The request:
Look at the entries below and reproduce them exactly.

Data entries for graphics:
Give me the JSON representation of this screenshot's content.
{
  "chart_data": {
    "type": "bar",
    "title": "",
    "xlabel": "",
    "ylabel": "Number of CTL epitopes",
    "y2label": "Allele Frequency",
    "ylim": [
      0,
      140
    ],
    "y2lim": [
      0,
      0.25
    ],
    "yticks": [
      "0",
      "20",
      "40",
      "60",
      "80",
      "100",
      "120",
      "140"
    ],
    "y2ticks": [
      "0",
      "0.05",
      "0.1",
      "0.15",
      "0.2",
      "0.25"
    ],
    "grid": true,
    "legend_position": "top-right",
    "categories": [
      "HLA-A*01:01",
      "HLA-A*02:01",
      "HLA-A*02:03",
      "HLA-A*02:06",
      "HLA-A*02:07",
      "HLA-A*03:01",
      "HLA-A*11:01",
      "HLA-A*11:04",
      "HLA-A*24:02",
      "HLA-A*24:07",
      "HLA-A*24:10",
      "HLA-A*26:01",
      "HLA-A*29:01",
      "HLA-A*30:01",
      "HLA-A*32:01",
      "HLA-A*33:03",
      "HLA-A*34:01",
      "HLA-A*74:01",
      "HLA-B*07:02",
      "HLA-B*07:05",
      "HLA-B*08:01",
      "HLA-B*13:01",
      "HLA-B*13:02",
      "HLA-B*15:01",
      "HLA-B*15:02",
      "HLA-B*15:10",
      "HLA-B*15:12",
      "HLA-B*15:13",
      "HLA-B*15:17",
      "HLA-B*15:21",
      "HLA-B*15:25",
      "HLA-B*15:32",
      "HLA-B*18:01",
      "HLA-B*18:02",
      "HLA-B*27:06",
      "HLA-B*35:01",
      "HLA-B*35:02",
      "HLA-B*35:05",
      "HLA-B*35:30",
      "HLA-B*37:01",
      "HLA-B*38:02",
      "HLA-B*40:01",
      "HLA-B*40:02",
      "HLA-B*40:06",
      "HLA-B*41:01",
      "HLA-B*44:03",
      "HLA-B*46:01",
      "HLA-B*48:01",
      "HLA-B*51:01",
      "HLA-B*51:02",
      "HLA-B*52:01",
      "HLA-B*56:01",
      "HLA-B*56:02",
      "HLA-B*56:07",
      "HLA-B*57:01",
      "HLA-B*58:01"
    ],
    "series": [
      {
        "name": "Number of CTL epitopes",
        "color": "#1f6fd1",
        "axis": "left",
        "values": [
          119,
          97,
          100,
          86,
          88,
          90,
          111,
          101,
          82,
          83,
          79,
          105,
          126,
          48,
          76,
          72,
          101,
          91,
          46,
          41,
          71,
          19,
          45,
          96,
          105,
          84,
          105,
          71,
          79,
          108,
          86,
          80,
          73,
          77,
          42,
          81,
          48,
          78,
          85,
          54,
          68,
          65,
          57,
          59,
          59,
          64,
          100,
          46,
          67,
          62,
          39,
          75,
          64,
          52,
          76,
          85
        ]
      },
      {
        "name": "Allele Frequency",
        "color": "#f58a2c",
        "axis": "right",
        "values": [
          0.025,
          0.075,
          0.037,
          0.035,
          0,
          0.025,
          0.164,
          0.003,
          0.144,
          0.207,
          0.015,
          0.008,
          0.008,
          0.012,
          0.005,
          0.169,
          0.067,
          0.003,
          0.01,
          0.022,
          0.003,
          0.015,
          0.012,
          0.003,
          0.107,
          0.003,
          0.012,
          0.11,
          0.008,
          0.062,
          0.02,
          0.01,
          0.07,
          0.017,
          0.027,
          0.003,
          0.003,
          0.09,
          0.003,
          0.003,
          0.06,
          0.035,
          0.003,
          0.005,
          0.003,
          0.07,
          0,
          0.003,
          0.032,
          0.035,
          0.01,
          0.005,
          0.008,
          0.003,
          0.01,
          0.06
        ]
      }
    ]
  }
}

Task response:
Give me the JSON representation of this screenshot's content.
{
  "chart_data": {
    "type": "bar",
    "title": "",
    "xlabel": "",
    "ylabel": "Number of CTL epitopes",
    "y2label": "Allele Frequency",
    "ylim": [
      0,
      140
    ],
    "y2lim": [
      0,
      0.25
    ],
    "yticks": [
      "0",
      "20",
      "40",
      "60",
      "80",
      "100",
      "120",
      "140"
    ],
    "y2ticks": [
      "0",
      "0.05",
      "0.1",
      "0.15",
      "0.2",
      "0.25"
    ],
    "grid": true,
    "legend_position": "top-right",
    "categories": [
      "HLA-A*01:01",
      "HLA-A*02:01",
      "HLA-A*02:03",
      "HLA-A*02:06",
      "HLA-A*02:07",
      "HLA-A*03:01",
      "HLA-A*11:01",
      "HLA-A*11:04",
      "HLA-A*24:02",
      "HLA-A*24:07",
      "HLA-A*24:10",
      "HLA-A*26:01",
      "HLA-A*29:01",
      "HLA-A*30:01",
      "HLA-A*32:01",
      "HLA-A*33:03",
      "HLA-A*34:01",
      "HLA-A*74:01",
      "HLA-B*07:02",
      "HLA-B*07:05",
      "HLA-B*08:01",
      "HLA-B*13:01",
      "HLA-B*13:02",
      "HLA-B*15:01",
      "HLA-B*15:02",
      "HLA-B*15:10",
      "HLA-B*15:12",
      "HLA-B*15:13",
      "HLA-B*15:17",
      "HLA-B*15:21",
      "HLA-B*15:25",
      "HLA-B*15:32",
      "HLA-B*18:01",
      "HLA-B*18:02",
      "HLA-B*27:06",
      "HLA-B*35:01",
      "HLA-B*35:02",
      "HLA-B*35:05",
      "HLA-B*35:30",
      "HLA-B*37:01",
      "HLA-B*38:02",
      "HLA-B*40:01",
      "HLA-B*40:02",
      "HLA-B*40:06",
      "HLA-B*41:01",
      "HLA-B*44:03",
      "HLA-B*46:01",
      "HLA-B*48:01",
      "HLA-B*51:01",
      "HLA-B*51:02",
      "HLA-B*52:01",
      "HLA-B*56:01",
      "HLA-B*56:02",
      "HLA-B*56:07",
      "HLA-B*57:01",
      "HLA-B*58:01"
    ],
    "series": [
      {
        "name": "Number of CTL epitopes",
        "color": "#1f6fd1",
        "axis": "left",
        "values": [
          119,
          97,
          100,
          86,
          88,
          90,
          111,
          101,
          82,
          83,
          79,
          105,
          126,
          48,
          76,
          72,
          101,
          91,
          46,
          41,
          71,
          19,
          45,
          96,
          105,
          84,
          105,
          71,
          79,
          108,
          86,
          80,
          73,
          77,
          42,
          81,
          48,
          78,
          85,
          54,
          68,
          65,
          57,
          59,
          59,
          64,
          100,
          46,
          67,
          62,
          39,
          75,
          64,
          52,
          76,
          85
        ]
      },
      {
        "name": "Allele Frequency",
        "color": "#f58a2c",
        "axis": "right",
        "values": [
          0.025,
          0.075,
          0.037,
          0.035,
          0,
          0.025,
          0.164,
          0.003,
          0.144,
          0.207,
          0.015,
          0.008,
          0.008,
          0.012,
          0.005,
          0.169,
          0.067,
          0.003,
          0.01,
          0.022,
          0.003,
          0.015,
          0.012,
          0.003,
          0.107,
          0.003,
          0.012,
          0.11,
          0.008,
          0.062,
          0.02,
          0.01,
          0.07,
          0.017,
          0.027,
          0.003,
          0.003,
          0.09,
          0.003,
          0.003,
          0.06,
          0.035,
          0.003,
          0.005,
          0.003,
          0.07,
          0,
          0.003,
          0.032,
          0.035,
          0.01,
          0.005,
          0.008,
          0.003,
          0.01,
          0.06
        ]
      }
    ]
  }
}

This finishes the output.